═══ ARTICLE

"Pourquoi je ne suis pas chrétien", de Bertrand Russell
RUSSELL (Bertrand), Pourquoi je ne suis pas chrétien et autres textes, [Why I Am Not A Christian, And Other Essays On Religion And Related Subjects], traduit de l’anglais par Guy Le Clech, préface de Normand Baillargeon, postface de Paul Edwards, Montréal, Pauvert – Lux, coll. Instinct de liberté, [1957, 1964] 2011, 199 p.
Il y a quelque temps de cela, tandis que je furetais dans le salon L’Autre Livre, j’ai été notamment attiré par le stand de l’éditeur québécois d’obédience anarchiste/libertaire Lux, dont la production me semblait parfois fort intéressante. Je me suis donc livré à quelques emplettes, dont cet éloquent Pourquoi je ne suis pas chrétien du philosophe et mathématicien Bertrand Russell. Je dois confesser une fois de plus que mes connaissances en matière de philosophie contemporaine sont pour le moins limitées, aussi ne savais-je somme toute pas grand-chose du bonhomme, même si j’en avais bien évidemment entendu parler et le savais humaniste et libre-penseur. Raison suffisante, sans doute, pour vouloir en apprendre davantage, d’autant que le thème m’intéressait tout particulièrement.

══════

* CONSIGNE A *
D'après l'article, qui a traduit de l'anglais le livre de Bertrand Russell ?
L'article et les enregistrements n'ont pas la même provenance.

═══ DONNÉES D'ENTRÉE

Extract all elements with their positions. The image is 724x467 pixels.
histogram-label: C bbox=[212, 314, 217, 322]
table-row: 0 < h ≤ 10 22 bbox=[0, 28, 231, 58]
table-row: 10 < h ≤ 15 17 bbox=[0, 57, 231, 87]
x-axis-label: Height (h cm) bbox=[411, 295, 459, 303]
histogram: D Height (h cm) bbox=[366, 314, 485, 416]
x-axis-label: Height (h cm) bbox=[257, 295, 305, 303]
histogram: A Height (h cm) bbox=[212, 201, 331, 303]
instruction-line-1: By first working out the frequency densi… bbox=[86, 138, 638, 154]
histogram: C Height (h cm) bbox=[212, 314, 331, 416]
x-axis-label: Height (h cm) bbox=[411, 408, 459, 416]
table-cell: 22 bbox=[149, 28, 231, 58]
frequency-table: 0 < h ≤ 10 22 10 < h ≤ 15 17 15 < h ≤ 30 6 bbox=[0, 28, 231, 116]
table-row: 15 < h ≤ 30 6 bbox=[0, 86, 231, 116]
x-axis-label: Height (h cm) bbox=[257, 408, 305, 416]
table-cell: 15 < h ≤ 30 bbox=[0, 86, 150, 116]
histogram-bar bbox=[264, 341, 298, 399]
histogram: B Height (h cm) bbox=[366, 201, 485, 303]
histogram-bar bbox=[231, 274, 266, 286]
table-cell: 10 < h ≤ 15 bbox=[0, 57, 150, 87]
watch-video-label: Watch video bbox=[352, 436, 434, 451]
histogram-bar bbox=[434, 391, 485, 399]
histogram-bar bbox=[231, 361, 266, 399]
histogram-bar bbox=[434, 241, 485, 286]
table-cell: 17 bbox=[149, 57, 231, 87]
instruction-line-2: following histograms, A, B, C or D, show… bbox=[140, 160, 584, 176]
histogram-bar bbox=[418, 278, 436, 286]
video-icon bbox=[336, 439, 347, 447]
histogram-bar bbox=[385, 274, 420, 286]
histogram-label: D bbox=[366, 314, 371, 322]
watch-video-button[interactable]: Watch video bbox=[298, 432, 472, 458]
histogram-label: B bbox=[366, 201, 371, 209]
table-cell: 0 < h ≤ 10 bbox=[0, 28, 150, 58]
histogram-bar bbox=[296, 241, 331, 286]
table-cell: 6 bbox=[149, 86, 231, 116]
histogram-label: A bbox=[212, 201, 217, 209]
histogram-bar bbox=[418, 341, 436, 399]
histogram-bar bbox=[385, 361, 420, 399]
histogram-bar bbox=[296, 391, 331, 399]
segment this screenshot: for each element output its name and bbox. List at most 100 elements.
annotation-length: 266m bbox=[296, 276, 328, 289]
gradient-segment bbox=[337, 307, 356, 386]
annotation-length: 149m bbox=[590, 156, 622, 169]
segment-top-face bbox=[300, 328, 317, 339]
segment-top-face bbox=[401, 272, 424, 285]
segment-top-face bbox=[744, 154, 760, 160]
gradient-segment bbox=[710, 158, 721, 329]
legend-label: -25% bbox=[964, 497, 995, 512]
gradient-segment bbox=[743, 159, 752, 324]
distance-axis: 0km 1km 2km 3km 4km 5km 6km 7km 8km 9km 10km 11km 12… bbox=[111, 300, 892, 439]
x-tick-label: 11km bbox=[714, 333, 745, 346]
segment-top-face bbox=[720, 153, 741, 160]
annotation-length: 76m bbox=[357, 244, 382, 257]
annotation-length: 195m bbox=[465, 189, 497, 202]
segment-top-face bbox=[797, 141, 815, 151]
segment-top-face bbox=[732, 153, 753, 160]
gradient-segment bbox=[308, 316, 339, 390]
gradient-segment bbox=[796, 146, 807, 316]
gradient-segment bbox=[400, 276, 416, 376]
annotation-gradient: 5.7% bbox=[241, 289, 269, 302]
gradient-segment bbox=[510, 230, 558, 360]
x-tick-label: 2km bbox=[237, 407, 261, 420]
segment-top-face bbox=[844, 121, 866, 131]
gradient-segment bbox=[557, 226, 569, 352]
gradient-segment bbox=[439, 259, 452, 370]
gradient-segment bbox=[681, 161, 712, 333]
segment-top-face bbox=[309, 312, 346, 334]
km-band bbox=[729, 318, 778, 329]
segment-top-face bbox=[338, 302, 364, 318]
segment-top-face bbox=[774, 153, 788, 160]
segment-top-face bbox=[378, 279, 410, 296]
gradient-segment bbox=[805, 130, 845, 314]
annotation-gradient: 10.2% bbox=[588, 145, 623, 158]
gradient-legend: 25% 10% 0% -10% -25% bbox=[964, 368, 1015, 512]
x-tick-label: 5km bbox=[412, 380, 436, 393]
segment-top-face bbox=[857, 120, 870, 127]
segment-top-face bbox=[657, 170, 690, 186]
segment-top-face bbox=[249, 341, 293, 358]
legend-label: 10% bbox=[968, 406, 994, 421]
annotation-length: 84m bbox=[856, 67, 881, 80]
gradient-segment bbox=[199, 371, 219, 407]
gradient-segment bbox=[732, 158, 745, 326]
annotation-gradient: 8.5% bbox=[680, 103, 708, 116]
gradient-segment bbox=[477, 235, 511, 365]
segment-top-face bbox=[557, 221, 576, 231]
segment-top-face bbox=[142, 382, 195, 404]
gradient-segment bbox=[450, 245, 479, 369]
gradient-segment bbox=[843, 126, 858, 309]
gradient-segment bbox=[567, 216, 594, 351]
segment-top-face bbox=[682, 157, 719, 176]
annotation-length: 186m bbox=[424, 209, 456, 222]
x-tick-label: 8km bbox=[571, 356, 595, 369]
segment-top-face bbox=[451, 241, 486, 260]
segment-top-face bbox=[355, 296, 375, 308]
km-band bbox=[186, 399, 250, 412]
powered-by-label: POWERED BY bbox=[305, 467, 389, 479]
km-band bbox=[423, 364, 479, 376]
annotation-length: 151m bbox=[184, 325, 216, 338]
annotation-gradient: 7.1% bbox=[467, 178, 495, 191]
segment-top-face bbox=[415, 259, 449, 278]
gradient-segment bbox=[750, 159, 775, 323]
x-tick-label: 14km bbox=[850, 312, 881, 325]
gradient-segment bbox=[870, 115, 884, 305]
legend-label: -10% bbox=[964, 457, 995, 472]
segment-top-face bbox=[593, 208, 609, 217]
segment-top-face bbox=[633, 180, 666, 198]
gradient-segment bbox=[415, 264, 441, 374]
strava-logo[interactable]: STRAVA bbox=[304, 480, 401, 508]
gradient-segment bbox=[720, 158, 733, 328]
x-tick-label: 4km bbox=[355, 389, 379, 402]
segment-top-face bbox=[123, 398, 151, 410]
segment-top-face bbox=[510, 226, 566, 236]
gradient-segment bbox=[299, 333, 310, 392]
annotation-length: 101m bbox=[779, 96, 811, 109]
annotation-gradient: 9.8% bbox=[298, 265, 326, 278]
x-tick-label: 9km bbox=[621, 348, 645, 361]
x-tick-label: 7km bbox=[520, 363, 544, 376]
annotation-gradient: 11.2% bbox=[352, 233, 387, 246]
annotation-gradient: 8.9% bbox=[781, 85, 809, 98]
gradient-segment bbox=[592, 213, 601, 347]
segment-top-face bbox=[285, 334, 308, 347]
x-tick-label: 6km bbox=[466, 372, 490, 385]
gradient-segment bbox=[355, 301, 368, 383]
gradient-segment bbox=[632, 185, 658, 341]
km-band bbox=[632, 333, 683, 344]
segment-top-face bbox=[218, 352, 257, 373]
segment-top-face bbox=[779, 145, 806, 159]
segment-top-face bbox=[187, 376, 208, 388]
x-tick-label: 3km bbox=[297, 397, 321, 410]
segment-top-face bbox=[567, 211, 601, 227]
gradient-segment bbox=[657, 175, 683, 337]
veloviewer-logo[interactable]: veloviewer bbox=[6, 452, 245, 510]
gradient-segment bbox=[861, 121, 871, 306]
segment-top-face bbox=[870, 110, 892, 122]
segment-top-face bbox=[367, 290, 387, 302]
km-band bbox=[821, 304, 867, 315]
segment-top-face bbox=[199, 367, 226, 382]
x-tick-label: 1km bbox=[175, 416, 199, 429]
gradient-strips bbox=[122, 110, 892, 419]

══════

* CONSIGNE B *
Recopiez mot pour mot les enregistrements, depuis leur toute première ligne jusqu'à la ligne contenant « table-row: 10 < », celle-ci comprise.

* RÉPONSE ATTENDUE A *
Guy Le Clech.

* RÉPONSE ATTENDUE B *
Extract all elements with their positions. The image is 724x467 pixels.
histogram-label: C bbox=[212, 314, 217, 322]
table-row: 0 < h ≤ 10 22 bbox=[0, 28, 231, 58]
table-row: 10 < h ≤ 15 17 bbox=[0, 57, 231, 87]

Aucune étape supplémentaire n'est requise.